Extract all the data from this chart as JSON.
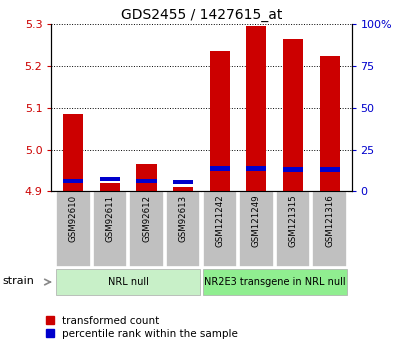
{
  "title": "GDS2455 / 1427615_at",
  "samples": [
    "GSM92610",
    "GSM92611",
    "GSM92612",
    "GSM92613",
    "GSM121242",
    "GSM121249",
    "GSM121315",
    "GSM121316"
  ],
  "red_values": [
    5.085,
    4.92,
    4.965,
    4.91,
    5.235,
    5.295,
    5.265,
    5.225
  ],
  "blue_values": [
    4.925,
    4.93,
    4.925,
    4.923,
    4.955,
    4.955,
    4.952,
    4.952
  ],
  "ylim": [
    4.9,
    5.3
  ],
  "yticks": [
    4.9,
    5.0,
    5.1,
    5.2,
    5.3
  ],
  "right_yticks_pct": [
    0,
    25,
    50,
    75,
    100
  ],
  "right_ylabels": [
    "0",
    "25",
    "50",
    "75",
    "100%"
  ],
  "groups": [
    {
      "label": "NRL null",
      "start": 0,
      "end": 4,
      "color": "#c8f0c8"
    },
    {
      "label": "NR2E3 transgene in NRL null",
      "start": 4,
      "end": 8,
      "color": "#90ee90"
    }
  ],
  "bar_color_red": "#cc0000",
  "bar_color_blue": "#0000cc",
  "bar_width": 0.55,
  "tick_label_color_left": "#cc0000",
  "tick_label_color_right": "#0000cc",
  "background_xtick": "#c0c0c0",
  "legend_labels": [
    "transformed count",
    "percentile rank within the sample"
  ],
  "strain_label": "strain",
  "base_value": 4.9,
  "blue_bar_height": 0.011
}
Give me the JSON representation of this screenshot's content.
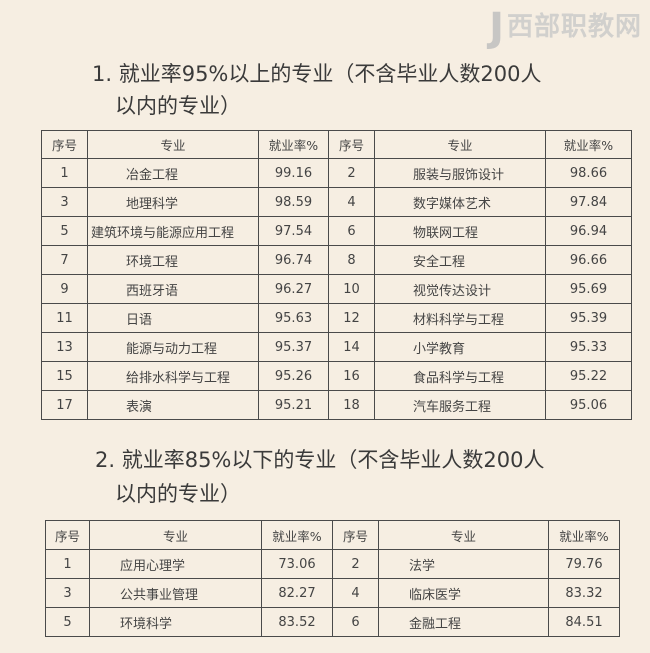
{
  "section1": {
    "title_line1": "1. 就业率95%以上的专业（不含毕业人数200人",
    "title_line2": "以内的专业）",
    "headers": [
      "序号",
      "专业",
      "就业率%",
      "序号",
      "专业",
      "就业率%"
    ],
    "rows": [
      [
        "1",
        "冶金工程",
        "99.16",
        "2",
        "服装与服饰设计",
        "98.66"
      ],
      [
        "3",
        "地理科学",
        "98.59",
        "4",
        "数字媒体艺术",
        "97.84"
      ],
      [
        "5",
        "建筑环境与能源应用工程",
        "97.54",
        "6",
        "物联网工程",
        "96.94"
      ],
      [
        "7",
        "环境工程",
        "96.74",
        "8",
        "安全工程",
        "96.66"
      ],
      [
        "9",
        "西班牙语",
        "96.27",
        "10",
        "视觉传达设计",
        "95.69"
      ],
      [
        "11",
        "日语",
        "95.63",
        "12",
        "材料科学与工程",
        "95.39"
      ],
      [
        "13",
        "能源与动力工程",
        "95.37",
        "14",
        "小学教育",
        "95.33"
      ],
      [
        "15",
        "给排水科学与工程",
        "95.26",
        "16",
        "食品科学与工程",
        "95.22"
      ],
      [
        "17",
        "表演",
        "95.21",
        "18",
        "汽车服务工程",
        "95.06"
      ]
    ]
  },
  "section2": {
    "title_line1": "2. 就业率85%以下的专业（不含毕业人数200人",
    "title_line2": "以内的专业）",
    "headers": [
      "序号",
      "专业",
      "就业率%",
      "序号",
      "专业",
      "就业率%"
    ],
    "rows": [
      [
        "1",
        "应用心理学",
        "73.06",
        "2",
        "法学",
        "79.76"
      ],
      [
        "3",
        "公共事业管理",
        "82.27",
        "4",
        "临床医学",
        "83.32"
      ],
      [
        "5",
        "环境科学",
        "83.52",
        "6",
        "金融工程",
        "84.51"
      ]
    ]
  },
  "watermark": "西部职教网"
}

...

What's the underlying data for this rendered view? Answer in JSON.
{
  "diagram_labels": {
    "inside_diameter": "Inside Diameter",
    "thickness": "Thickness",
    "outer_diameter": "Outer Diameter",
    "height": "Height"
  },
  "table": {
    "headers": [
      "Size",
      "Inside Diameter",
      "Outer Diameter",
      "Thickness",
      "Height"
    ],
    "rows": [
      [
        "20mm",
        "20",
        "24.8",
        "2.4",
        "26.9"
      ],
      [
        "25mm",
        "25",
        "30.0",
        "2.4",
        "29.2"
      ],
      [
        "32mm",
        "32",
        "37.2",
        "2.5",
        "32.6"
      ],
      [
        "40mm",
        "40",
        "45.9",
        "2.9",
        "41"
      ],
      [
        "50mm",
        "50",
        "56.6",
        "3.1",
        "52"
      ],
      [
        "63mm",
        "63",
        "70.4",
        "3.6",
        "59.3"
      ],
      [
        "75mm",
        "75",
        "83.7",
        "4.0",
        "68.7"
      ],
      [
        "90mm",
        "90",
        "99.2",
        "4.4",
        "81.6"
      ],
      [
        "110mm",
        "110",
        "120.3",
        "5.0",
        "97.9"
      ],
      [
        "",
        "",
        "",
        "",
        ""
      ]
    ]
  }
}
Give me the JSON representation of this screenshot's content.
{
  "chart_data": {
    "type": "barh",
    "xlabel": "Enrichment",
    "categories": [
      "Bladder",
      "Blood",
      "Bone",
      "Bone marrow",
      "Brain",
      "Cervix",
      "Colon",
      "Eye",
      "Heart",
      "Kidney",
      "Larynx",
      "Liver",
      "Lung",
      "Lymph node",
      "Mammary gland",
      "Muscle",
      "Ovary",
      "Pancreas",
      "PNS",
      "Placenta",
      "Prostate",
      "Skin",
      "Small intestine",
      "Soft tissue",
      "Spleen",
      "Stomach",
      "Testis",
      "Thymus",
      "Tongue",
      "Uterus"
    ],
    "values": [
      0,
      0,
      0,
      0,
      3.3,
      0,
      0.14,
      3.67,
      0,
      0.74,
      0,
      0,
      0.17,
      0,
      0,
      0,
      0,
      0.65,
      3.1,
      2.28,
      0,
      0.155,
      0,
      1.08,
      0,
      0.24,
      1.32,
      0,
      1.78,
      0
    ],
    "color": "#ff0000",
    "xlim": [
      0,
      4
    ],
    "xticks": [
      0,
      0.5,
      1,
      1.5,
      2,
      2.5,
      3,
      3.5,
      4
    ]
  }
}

EXERCISE BRIEF - Using the entries above, return each line that includes the word "Inside".

TASK RESPONSE -
    "inside_diameter": "Inside Diameter",
      "Inside Diameter",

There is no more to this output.